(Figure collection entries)
-----

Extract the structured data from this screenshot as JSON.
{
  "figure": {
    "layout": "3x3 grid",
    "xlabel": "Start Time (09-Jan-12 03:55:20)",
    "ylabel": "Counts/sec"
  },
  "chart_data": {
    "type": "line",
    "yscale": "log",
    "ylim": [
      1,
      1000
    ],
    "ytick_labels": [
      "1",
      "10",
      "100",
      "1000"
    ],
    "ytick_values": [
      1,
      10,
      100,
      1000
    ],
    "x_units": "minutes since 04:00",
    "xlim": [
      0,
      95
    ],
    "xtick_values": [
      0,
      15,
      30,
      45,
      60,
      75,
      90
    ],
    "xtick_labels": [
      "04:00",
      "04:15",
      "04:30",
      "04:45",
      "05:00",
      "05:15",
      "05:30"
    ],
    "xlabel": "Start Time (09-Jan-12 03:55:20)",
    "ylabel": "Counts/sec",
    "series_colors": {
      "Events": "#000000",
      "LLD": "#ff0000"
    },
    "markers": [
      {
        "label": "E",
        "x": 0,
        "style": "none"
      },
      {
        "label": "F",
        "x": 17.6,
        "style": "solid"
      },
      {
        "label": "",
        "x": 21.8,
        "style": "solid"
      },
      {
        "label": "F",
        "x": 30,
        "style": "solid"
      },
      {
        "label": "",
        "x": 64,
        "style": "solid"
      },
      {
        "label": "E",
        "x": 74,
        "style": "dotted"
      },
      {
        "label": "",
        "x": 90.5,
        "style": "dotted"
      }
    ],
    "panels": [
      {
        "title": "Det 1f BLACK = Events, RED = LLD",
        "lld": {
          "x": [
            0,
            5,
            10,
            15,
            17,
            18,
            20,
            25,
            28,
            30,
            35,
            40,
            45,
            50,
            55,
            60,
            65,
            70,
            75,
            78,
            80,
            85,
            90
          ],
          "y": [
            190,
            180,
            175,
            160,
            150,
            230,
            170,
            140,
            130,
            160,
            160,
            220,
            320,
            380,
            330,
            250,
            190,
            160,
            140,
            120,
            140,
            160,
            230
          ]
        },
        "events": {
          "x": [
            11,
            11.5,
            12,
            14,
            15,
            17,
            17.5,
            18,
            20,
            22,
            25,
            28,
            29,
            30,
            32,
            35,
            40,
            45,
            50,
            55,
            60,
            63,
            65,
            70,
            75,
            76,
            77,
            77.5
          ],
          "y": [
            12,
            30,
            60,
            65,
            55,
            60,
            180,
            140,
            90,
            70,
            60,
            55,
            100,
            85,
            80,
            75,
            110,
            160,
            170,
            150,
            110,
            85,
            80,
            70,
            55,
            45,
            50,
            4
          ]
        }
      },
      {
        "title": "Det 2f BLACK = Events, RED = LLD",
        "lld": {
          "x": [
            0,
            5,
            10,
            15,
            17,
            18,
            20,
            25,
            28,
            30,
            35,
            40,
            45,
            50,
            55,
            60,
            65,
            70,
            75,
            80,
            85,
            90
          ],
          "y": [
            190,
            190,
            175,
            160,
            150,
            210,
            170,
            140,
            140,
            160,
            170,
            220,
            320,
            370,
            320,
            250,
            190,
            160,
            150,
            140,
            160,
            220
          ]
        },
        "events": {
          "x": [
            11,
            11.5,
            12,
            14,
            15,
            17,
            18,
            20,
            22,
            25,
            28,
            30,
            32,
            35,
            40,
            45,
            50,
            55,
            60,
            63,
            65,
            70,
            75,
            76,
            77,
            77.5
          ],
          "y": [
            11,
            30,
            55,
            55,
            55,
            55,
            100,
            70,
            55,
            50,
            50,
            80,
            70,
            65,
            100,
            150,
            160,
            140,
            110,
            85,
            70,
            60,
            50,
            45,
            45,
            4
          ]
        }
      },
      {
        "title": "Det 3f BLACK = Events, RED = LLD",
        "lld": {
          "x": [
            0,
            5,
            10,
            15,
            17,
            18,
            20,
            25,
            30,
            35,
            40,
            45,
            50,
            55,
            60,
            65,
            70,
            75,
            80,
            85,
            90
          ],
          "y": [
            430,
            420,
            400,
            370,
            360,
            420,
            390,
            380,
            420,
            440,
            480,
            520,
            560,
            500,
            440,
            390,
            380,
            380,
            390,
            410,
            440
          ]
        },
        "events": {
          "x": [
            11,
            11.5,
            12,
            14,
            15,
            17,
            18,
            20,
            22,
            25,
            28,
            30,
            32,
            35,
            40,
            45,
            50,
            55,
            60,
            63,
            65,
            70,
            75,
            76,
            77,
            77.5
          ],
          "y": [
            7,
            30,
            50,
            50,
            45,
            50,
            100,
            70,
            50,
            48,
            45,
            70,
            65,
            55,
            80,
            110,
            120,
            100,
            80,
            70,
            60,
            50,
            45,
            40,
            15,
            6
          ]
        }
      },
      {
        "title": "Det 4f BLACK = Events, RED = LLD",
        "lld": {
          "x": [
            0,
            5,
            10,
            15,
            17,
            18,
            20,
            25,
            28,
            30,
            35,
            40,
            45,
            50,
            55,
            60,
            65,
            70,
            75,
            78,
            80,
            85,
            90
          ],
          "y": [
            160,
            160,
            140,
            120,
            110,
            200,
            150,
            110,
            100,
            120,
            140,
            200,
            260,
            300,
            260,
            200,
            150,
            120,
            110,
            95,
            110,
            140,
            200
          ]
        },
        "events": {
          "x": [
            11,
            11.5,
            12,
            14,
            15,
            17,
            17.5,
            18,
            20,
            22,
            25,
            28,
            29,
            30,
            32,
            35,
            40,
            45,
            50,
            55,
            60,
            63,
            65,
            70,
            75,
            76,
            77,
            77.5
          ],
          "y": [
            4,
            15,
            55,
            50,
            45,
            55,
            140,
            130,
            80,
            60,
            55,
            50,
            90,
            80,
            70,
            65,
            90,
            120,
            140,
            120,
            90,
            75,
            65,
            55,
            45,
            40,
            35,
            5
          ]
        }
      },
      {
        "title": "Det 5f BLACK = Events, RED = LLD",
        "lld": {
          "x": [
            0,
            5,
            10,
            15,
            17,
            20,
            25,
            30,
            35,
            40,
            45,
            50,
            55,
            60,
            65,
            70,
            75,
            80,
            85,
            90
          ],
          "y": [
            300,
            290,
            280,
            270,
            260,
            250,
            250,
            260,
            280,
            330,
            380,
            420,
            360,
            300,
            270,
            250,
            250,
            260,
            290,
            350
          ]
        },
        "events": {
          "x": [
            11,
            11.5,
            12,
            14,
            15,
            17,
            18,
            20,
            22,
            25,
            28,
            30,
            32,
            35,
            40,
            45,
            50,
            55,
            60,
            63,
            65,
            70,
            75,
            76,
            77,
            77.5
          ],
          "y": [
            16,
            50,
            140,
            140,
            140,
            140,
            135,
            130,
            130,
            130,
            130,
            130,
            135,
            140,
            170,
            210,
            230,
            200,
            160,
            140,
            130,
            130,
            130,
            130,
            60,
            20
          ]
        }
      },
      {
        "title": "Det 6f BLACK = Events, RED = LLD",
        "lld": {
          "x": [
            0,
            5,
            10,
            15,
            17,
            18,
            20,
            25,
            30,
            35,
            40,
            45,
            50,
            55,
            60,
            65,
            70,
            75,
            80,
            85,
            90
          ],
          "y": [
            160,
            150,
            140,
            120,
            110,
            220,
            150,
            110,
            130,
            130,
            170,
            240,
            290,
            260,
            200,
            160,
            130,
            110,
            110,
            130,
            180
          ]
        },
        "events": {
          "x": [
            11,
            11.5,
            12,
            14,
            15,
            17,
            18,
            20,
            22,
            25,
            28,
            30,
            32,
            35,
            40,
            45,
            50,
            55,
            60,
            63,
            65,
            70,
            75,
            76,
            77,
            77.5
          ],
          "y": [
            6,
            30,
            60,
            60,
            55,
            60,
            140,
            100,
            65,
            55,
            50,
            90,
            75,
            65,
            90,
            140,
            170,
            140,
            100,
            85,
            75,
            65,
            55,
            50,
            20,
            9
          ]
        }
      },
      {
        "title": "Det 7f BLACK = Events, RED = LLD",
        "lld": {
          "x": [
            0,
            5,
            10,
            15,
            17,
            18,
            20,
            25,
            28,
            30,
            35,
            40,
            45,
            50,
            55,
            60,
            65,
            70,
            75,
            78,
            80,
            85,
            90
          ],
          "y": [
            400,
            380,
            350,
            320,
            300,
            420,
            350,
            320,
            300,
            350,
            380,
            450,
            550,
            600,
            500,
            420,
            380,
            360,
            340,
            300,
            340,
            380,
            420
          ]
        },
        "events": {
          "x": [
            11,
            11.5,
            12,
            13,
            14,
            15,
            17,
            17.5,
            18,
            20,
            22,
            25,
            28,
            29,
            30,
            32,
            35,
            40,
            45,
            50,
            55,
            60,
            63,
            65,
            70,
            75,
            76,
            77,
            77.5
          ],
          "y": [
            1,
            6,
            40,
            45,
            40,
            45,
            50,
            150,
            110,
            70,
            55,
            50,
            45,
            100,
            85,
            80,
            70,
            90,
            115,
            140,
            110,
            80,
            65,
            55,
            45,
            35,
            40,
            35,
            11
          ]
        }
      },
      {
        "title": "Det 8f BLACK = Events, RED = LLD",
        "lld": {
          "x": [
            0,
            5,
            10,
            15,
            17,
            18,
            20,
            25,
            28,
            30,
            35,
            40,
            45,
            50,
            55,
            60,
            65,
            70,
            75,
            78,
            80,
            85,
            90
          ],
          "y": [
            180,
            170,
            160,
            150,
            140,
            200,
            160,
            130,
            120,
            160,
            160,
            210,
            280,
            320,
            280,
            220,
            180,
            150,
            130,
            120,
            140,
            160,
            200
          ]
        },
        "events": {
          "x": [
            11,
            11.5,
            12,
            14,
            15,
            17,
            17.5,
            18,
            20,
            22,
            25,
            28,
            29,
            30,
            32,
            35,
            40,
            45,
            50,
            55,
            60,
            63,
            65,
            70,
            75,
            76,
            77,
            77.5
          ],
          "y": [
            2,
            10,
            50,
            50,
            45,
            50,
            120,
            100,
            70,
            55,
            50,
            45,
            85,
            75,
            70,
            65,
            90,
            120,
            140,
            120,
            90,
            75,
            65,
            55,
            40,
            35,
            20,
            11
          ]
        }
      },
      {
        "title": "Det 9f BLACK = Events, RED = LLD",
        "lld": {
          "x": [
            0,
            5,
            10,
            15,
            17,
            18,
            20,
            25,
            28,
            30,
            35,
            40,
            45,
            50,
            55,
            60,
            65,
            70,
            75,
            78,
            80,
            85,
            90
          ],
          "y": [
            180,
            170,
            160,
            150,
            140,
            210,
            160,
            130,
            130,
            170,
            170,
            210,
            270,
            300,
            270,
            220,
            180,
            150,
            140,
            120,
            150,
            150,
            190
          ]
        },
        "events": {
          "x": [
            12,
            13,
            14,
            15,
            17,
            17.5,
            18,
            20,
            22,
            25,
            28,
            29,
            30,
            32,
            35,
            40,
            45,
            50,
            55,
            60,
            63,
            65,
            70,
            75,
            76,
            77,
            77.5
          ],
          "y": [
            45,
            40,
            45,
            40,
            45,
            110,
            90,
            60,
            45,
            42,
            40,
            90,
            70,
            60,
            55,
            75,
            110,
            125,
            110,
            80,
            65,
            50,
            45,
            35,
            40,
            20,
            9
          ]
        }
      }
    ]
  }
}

-----

**GIVEN INSTRUCTION:** Show all lines in the entries above where the string "BLACK" appears.

**TASK RESPONSE:**
        "title": "Det 1f BLACK = Events, RED = LLD",
        "title": "Det 2f BLACK = Events, RED = LLD",
        "title": "Det 3f BLACK = Events, RED = LLD",
        "title": "Det 4f BLACK = Events, RED = LLD",
        "title": "Det 5f BLACK = Events, RED = LLD",
        "title": "Det 6f BLACK = Events, RED = LLD",
        "title": "Det 7f BLACK = Events, RED = LLD",
        "title": "Det 8f BLACK = Events, RED = LLD",
        "title": "Det 9f BLACK = Events, RED = LLD",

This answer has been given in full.